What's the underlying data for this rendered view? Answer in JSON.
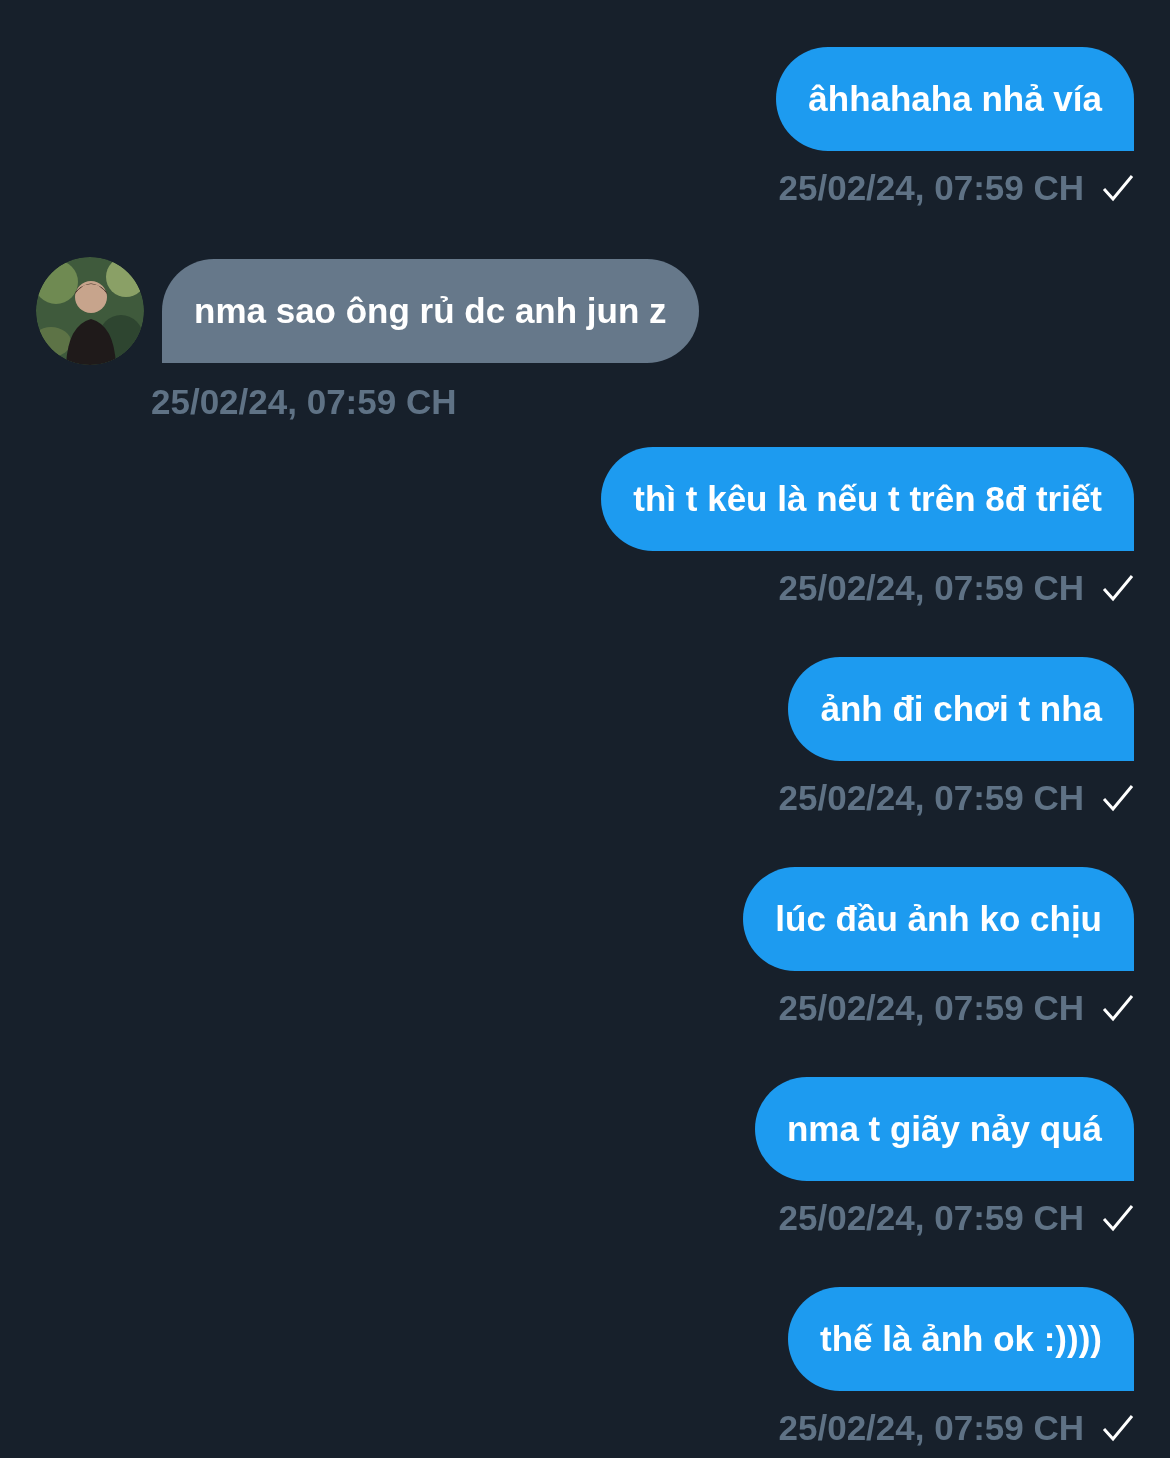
{
  "messages": [
    {
      "kind": "sent",
      "text": "âhhahaha nhả vía",
      "time": "25/02/24, 07:59 CH",
      "delivered": true
    },
    {
      "kind": "received",
      "text": "nma sao ông rủ dc anh jun z",
      "time": "25/02/24, 07:59 CH"
    },
    {
      "kind": "sent",
      "text": "thì t kêu là nếu t trên 8đ triết",
      "time": "25/02/24, 07:59 CH",
      "delivered": true
    },
    {
      "kind": "sent",
      "text": "ảnh đi chơi t nha",
      "time": "25/02/24, 07:59 CH",
      "delivered": true
    },
    {
      "kind": "sent",
      "text": "lúc đầu ảnh ko chịu",
      "time": "25/02/24, 07:59 CH",
      "delivered": true
    },
    {
      "kind": "sent",
      "text": "nma t giãy nảy quá",
      "time": "25/02/24, 07:59 CH",
      "delivered": true
    },
    {
      "kind": "sent",
      "text": "thế là ảnh ok :))))",
      "time": "25/02/24, 07:59 CH",
      "delivered": true
    }
  ]
}
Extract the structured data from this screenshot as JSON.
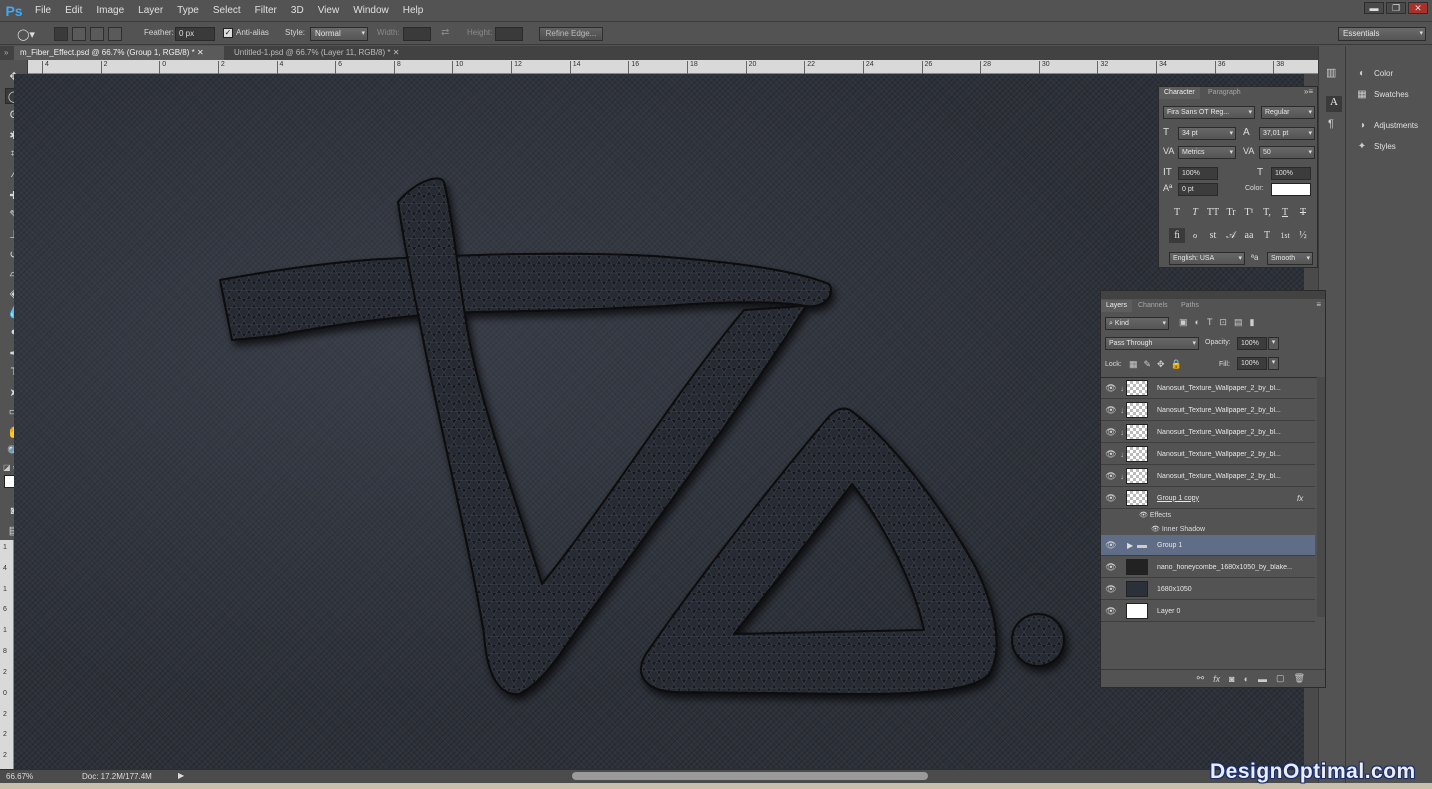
{
  "app": {
    "logo": "Ps"
  },
  "menu": [
    "File",
    "Edit",
    "Image",
    "Layer",
    "Type",
    "Select",
    "Filter",
    "3D",
    "View",
    "Window",
    "Help"
  ],
  "window_controls": [
    "▬",
    "❐",
    "✕"
  ],
  "options": {
    "feather_label": "Feather:",
    "feather_value": "0 px",
    "antialias_label": "Anti-alias",
    "style_label": "Style:",
    "style_value": "Normal",
    "width_label": "Width:",
    "height_label": "Height:",
    "refine_edge": "Refine Edge...",
    "workspace": "Essentials"
  },
  "tabs": [
    {
      "label": "m_Fiber_Effect.psd @ 66.7% (Group 1, RGB/8) *"
    },
    {
      "label": "Untitled-1.psd @ 66.7% (Layer 11, RGB/8) *"
    }
  ],
  "ruler_h_ticks": [
    "4",
    "2",
    "0",
    "2",
    "4",
    "6",
    "8",
    "10",
    "12",
    "14",
    "16",
    "18",
    "20",
    "22",
    "24",
    "26",
    "28",
    "30",
    "32",
    "34",
    "36",
    "38"
  ],
  "ruler_v_ticks": [
    "1",
    "4",
    "1",
    "6",
    "1",
    "8",
    "2",
    "0",
    "2",
    "2",
    "2"
  ],
  "status": {
    "zoom": "66.67%",
    "doc": "Doc: 17.2M/177.4M"
  },
  "dock": [
    {
      "icon": "palette-icon",
      "label": "Color"
    },
    {
      "icon": "swatches-icon",
      "label": "Swatches"
    },
    {
      "icon": "adjustments-icon",
      "label": "Adjustments"
    },
    {
      "icon": "styles-icon",
      "label": "Styles"
    }
  ],
  "character": {
    "tabs": [
      "Character",
      "Paragraph"
    ],
    "font_family": "Fira Sans OT Reg...",
    "font_style": "Regular",
    "size": "34 pt",
    "leading": "37,01 pt",
    "kerning": "Metrics",
    "tracking": "50",
    "vscale": "100%",
    "hscale": "100%",
    "baseline": "0 pt",
    "color_label": "Color:",
    "color_value": "#ffffff",
    "type_buttons": [
      "T",
      "T",
      "TT",
      "Tr",
      "T¹",
      "T,",
      "T",
      "T"
    ],
    "ot_buttons": [
      "ﬁ",
      "ℴ",
      "st",
      "𝒜",
      "aa",
      "T",
      "1st",
      "½"
    ],
    "language": "English: USA",
    "aa_label": "ªa",
    "antialias": "Smooth"
  },
  "layers": {
    "tabs": [
      "Layers",
      "Channels",
      "Paths"
    ],
    "filter": "Kind",
    "blend": "Pass Through",
    "opacity_label": "Opacity:",
    "opacity": "100%",
    "lock_label": "Lock:",
    "fill_label": "Fill:",
    "fill": "100%",
    "rows": [
      {
        "name": "Nanosuit_Texture_Wallpaper_2_by_bl..."
      },
      {
        "name": "Nanosuit_Texture_Wallpaper_2_by_bl..."
      },
      {
        "name": "Nanosuit_Texture_Wallpaper_2_by_bl..."
      },
      {
        "name": "Nanosuit_Texture_Wallpaper_2_by_bl..."
      },
      {
        "name": "Nanosuit_Texture_Wallpaper_2_by_bl..."
      },
      {
        "name": "Group 1 copy"
      },
      {
        "name": "Effects"
      },
      {
        "name": "Inner Shadow"
      },
      {
        "name": "Group 1"
      },
      {
        "name": "nano_honeycombe_1680x1050_by_blake..."
      },
      {
        "name": "1680x1050"
      },
      {
        "name": "Layer 0"
      }
    ],
    "fx_label": "fx",
    "footer_icons": [
      "link-icon",
      "fx-icon",
      "mask-icon",
      "adjustment-layer-icon",
      "folder-icon",
      "new-layer-icon",
      "trash-icon"
    ]
  },
  "watermark": "DesignOptimal.com",
  "colors": {
    "canvas_bg": "#2c3038",
    "layer_selected": "#5f6d86",
    "ps_blue": "#3fa9f5"
  }
}
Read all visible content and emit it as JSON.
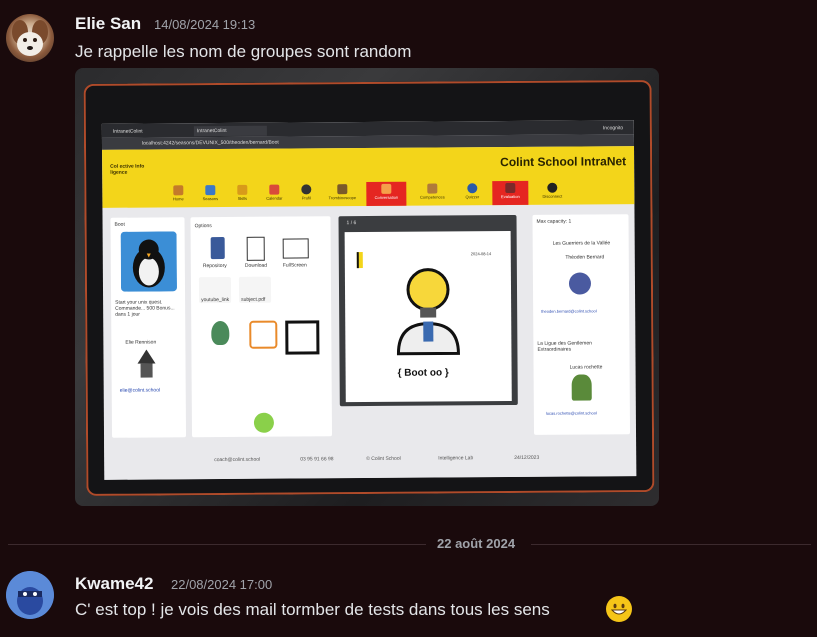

########################################

TASK BRIEF -> Filter lines by "Group" and return each hit.

EXERCISE ANSWER ->
      "label": "m_Fiber_Effect.psd @ 66.7% (Group 1, RGB/8) *"
        "name": "Group 1 copy"
        "name": "Group 1"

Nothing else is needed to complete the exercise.